According to the annual government report on crime statistics, which can be found on the PDF attached to the document, knife crime rose 10% last year with 28,664 offenses. While this might seem like a lot of incidences when you spread that over a population of just over 65 million (Office for National Statistics 2016) this is not that high a number. The rarity of being called to an incidence of this severity and relative danger is further highlighted when you look at the data for May 2016 (NHS England 2016) which shows that in the month of May the ambulance services across the Uk received 806,354 calls working out at an average of 26,000 a day. Of these 26,000 a day 19,000 were categorised as needing an ambulance. So, as there are only 28,664 offenses in a year (many of which the ambulance service will not need to attend as there are no persons injured), when you consider that over the course of the year there is approximately 9.4 million calls a year and spread the workload over different crews in areas working different shifts you will see that you could conceivably go your entire career without coming across a job involving knife crime or indeed firearms.
TRAINING – With the paramedic profession being regulated by the Health and Care Professions Council and setting minimum standards for paramedics. All of the paramedics on scene were trained to deal with complicated trauma patients. The reality of the situation is that many had never been to a stabbing and most of the work of paramedics in the UK is done in small teams, usually 1 or 2 paramedics and another ambulance person who will likely not be trained to the level of a paramedic. This means that often when lots of paramedics get together who are used to working as independent clinicians there is confusion or blurred boundaries. As the scene had 8 staff of the same clinical grade (as paramedics) and all of those 8 were busy running kit/transporting the one patient alive or actively resuscitating the other patients.
This flat hierarchy with no clear structure meant that small isolated cells of clinicians focussed on what they were doing. This meant there were 3 separate groups working in isolation with a presumption that someone was in charge and coordinating the operation. This assuming someone else was considering scene safety and management may have been part of the reason why we perhaps did not have as clear a picture as we should have.

▸ **Material supplied**:
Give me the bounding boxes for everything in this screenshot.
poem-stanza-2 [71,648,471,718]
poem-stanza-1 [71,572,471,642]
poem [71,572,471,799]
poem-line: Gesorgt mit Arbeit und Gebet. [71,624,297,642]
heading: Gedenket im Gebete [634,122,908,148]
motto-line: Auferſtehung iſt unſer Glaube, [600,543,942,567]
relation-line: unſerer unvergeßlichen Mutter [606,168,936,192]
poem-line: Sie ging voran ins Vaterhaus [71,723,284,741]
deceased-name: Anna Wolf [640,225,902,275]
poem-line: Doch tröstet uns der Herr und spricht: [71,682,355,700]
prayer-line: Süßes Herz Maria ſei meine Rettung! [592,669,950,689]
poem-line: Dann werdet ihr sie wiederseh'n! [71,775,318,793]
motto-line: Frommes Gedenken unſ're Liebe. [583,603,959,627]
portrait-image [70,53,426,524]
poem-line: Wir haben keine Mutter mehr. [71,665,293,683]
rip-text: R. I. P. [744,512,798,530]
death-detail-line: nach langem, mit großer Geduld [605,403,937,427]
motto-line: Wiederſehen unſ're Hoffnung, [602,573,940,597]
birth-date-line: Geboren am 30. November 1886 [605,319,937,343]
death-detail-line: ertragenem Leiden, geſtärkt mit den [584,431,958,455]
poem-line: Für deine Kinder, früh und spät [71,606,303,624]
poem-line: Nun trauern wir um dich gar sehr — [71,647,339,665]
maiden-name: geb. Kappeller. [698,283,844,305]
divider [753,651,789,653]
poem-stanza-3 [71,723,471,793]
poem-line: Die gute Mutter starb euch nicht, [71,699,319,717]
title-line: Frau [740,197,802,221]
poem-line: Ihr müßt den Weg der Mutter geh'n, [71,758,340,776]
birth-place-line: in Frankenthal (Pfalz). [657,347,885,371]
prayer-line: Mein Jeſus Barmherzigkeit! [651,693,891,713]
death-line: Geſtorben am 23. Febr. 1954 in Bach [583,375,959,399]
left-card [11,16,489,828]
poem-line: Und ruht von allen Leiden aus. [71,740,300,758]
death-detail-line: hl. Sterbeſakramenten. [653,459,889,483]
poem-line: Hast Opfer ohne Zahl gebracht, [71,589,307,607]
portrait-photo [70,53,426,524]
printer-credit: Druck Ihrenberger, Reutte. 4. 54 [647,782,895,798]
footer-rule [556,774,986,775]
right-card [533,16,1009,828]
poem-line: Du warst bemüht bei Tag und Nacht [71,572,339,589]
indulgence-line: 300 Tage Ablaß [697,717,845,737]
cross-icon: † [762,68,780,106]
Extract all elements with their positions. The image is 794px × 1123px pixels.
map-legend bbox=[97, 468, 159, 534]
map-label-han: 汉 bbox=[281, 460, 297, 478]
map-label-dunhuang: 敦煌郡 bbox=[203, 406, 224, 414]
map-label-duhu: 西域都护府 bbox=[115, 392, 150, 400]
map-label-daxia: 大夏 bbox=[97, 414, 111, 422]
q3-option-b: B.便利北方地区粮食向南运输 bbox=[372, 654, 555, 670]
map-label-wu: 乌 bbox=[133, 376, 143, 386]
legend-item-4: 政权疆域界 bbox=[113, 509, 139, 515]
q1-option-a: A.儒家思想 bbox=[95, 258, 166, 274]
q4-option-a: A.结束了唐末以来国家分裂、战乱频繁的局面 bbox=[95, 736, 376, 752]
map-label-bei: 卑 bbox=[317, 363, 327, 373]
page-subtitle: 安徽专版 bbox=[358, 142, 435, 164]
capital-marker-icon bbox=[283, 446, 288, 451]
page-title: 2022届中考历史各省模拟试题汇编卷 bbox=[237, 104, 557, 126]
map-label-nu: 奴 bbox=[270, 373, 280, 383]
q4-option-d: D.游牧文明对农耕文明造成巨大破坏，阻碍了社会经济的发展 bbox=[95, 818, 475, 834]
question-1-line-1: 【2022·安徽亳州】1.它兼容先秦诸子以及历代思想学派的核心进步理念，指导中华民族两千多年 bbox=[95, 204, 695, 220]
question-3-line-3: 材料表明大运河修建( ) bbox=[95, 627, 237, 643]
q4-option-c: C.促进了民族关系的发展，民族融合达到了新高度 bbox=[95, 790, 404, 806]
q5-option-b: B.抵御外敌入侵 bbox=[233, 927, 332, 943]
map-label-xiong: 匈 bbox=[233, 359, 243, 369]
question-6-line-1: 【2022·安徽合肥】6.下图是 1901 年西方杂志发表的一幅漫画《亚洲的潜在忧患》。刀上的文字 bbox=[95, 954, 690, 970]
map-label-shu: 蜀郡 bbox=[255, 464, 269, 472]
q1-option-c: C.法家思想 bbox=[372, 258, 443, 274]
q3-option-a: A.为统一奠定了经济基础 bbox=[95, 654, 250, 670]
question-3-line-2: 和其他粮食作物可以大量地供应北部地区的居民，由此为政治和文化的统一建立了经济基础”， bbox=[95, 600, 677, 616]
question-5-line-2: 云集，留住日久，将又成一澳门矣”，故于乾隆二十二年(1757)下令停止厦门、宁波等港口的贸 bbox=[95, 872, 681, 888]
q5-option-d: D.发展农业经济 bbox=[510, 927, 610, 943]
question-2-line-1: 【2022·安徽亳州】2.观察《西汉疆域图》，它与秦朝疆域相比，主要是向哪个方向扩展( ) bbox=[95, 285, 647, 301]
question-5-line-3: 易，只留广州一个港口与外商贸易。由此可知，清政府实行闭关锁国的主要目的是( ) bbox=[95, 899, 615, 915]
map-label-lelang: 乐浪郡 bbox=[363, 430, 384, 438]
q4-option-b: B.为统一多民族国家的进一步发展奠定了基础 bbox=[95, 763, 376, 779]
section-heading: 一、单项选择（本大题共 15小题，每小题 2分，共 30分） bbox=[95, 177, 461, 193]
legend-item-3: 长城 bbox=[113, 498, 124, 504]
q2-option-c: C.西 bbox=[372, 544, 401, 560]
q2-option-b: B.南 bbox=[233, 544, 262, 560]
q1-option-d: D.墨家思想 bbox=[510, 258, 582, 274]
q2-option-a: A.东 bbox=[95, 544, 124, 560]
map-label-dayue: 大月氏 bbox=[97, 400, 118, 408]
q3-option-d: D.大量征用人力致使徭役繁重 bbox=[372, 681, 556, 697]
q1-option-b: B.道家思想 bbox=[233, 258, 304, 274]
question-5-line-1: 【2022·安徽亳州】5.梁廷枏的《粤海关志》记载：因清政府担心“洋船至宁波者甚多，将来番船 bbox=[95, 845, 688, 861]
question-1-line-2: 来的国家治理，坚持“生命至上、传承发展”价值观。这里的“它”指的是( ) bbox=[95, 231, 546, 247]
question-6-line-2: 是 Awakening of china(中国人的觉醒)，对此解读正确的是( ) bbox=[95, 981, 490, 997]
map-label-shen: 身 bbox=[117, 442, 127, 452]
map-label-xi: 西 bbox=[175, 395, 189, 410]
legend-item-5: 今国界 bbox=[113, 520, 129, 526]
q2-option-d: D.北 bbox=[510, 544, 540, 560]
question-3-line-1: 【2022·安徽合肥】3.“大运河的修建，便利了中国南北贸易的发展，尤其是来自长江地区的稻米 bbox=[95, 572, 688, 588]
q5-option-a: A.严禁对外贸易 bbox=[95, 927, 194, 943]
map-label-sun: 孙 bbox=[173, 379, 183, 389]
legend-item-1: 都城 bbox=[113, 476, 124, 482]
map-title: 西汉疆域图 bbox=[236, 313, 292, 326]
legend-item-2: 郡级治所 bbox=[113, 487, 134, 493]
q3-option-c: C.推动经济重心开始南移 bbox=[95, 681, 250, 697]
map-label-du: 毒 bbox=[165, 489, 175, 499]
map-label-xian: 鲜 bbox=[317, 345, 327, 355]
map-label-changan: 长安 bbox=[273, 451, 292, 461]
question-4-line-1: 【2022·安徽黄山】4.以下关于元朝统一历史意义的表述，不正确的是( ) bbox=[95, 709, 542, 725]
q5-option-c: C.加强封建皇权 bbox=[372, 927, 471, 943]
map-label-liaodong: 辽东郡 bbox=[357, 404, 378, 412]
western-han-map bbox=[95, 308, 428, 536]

▸ **Work instruction A**:
In the knife crime passage, how many offenses did knife crime reach last year?
▸ **Work instruction B**:
Reproduce the knife crime passage from "TRAINING – With" to "the other patients.".

▸ **Response box A**:
28,664 offenses.

▸ **Response box B**:
TRAINING – With the paramedic profession being regulated by the Health and Care Professions Council and setting minimum standards for paramedics. All of the paramedics on scene were trained to deal with complicated trauma patients. The reality of the situation is that many had never been to a stabbing and most of the work of paramedics in the UK is done in small teams, usually 1 or 2 paramedics and another ambulance person who will likely not be trained to the level of a paramedic. This means that often when lots of paramedics get together who are used to working as independent clinicians there is confusion or blurred boundaries. As the scene had 8 staff of the same clinical grade (as paramedics) and all of those 8 were busy running kit/transporting the one patient alive or actively resuscitating the other patients.